Set problem. Copy every record word for word.

Dataset content.
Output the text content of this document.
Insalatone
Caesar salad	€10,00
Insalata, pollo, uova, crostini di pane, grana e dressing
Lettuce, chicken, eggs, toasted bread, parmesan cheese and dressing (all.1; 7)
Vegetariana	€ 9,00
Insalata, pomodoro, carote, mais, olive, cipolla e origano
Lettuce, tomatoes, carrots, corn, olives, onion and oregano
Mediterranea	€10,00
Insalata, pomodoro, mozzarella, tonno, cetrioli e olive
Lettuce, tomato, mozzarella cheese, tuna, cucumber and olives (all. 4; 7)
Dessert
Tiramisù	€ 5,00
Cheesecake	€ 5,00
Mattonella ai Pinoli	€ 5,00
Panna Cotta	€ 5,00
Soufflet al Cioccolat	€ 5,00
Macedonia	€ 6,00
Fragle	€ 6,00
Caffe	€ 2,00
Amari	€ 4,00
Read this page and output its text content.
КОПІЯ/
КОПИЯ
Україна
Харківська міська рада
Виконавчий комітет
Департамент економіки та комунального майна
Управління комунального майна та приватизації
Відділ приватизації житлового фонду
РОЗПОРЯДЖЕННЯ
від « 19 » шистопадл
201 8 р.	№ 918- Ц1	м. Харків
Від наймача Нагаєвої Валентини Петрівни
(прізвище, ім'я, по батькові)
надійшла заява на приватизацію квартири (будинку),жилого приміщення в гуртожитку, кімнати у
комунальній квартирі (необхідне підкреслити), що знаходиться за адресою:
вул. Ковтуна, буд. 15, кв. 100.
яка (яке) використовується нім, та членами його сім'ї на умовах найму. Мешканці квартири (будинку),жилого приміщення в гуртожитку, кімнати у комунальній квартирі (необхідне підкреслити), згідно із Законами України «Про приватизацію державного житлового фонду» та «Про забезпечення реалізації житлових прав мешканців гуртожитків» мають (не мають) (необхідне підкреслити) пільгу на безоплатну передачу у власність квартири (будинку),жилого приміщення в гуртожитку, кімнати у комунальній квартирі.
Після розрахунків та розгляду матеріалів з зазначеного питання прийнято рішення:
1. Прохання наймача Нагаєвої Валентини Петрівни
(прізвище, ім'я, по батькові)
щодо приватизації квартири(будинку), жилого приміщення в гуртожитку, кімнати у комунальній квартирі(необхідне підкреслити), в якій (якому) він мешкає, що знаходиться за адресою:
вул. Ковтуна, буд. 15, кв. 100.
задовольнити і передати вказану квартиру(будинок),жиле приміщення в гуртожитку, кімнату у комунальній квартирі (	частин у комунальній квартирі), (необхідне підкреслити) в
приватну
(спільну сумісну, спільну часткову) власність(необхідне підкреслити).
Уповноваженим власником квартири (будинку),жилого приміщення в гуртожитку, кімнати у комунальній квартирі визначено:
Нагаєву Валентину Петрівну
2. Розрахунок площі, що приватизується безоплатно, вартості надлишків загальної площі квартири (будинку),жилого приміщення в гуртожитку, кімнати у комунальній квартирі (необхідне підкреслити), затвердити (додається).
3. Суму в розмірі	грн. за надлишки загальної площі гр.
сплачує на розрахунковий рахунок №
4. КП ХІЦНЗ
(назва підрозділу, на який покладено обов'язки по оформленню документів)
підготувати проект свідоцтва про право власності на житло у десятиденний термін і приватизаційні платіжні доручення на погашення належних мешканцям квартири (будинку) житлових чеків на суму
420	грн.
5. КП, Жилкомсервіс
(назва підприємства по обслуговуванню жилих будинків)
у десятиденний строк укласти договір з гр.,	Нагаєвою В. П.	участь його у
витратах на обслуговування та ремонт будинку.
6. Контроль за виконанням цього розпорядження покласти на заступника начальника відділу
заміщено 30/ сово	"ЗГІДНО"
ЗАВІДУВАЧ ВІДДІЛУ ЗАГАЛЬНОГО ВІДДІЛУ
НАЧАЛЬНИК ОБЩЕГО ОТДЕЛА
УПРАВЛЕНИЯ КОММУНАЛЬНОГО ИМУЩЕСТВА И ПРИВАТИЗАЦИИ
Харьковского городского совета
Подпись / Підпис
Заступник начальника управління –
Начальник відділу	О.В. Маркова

Problem solution.
Output the text content of this document.
Insalatone
Caesar salad	€10,00
Insalata, pollo, uova, crostini di pane, grana e dressing
Lettuce, chicken, eggs, toasted bread, parmesan cheese and dressing (all.1; 7)
Vegetariana	€ 9,00
Insalata, pomodoro, carote, mais, olive, cipolla e origano
Lettuce, tomatoes, carrots, corn, olives, onion and oregano
Mediterranea	€10,00
Insalata, pomodoro, mozzarella, tonno, cetrioli e olive
Lettuce, tomato, mozzarella cheese, tuna, cucumber and olives (all. 4; 7)
Dessert
Tiramisù	€ 5,00
Cheesecake	€ 5,00
Mattonella ai Pinoli	€ 5,00
Panna Cotta	€ 5,00
Soufflet al Cioccolat	€ 5,00
Macedonia	€ 6,00
Fragle	€ 6,00
Caffe	€ 2,00
Amari	€ 4,00
Read this page and output its text content.
КОПІЯ/
КОПИЯ
Україна
Харківська міська рада
Виконавчий комітет
Департамент економіки та комунального майна
Управління комунального майна та приватизації
Відділ приватизації житлового фонду
РОЗПОРЯДЖЕННЯ
від « 19 » шистопадл
201 8 р.	№ 918- Ц1	м. Харків
Від наймача Нагаєвої Валентини Петрівни
(прізвище, ім'я, по батькові)
надійшла заява на приватизацію квартири (будинку),жилого приміщення в гуртожитку, кімнати у
комунальній квартирі (необхідне підкреслити), що знаходиться за адресою:
вул. Ковтуна, буд. 15, кв. 100.
яка (яке) використовується нім, та членами його сім'ї на умовах найму. Мешканці квартири (будинку),жилого приміщення в гуртожитку, кімнати у комунальній квартирі (необхідне підкреслити), згідно із Законами України «Про приватизацію державного житлового фонду» та «Про забезпечення реалізації житлових прав мешканців гуртожитків» мають (не мають) (необхідне підкреслити) пільгу на безоплатну передачу у власність квартири (будинку),жилого приміщення в гуртожитку, кімнати у комунальній квартирі.
Після розрахунків та розгляду матеріалів з зазначеного питання прийнято рішення:
1. Прохання наймача Нагаєвої Валентини Петрівни
(прізвище, ім'я, по батькові)
щодо приватизації квартири(будинку), жилого приміщення в гуртожитку, кімнати у комунальній квартирі(необхідне підкреслити), в якій (якому) він мешкає, що знаходиться за адресою:
вул. Ковтуна, буд. 15, кв. 100.
задовольнити і передати вказану квартиру(будинок),жиле приміщення в гуртожитку, кімнату у комунальній квартирі (	частин у комунальній квартирі), (необхідне підкреслити) в
приватну
(спільну сумісну, спільну часткову) власність(необхідне підкреслити).
Уповноваженим власником квартири (будинку),жилого приміщення в гуртожитку, кімнати у комунальній квартирі визначено:
Нагаєву Валентину Петрівну
2. Розрахунок площі, що приватизується безоплатно, вартості надлишків загальної площі квартири (будинку),жилого приміщення в гуртожитку, кімнати у комунальній квартирі (необхідне підкреслити), затвердити (додається).
3. Суму в розмірі	грн. за надлишки загальної площі гр.
сплачує на розрахунковий рахунок №
4. КП ХІЦНЗ
(назва підрозділу, на який покладено обов'язки по оформленню документів)
підготувати проект свідоцтва про право власності на житло у десятиденний термін і приватизаційні платіжні доручення на погашення належних мешканцям квартири (будинку) житлових чеків на суму
420	грн.
5. КП, Жилкомсервіс
(назва підприємства по обслуговуванню жилих будинків)
у десятиденний строк укласти договір з гр.,	Нагаєвою В. П.	участь його у
витратах на обслуговування та ремонт будинку.
6. Контроль за виконанням цього розпорядження покласти на заступника начальника відділу
заміщено 30/ сово	"ЗГІДНО"
ЗАВІДУВАЧ ВІДДІЛУ ЗАГАЛЬНОГО ВІДДІЛУ
НАЧАЛЬНИК ОБЩЕГО ОТДЕЛА
УПРАВЛЕНИЯ КОММУНАЛЬНОГО ИМУЩЕСТВА И ПРИВАТИЗАЦИИ
Харьковского городского совета
Подпись / Підпис
Заступник начальника управління –
Начальник відділу	О.В. Маркова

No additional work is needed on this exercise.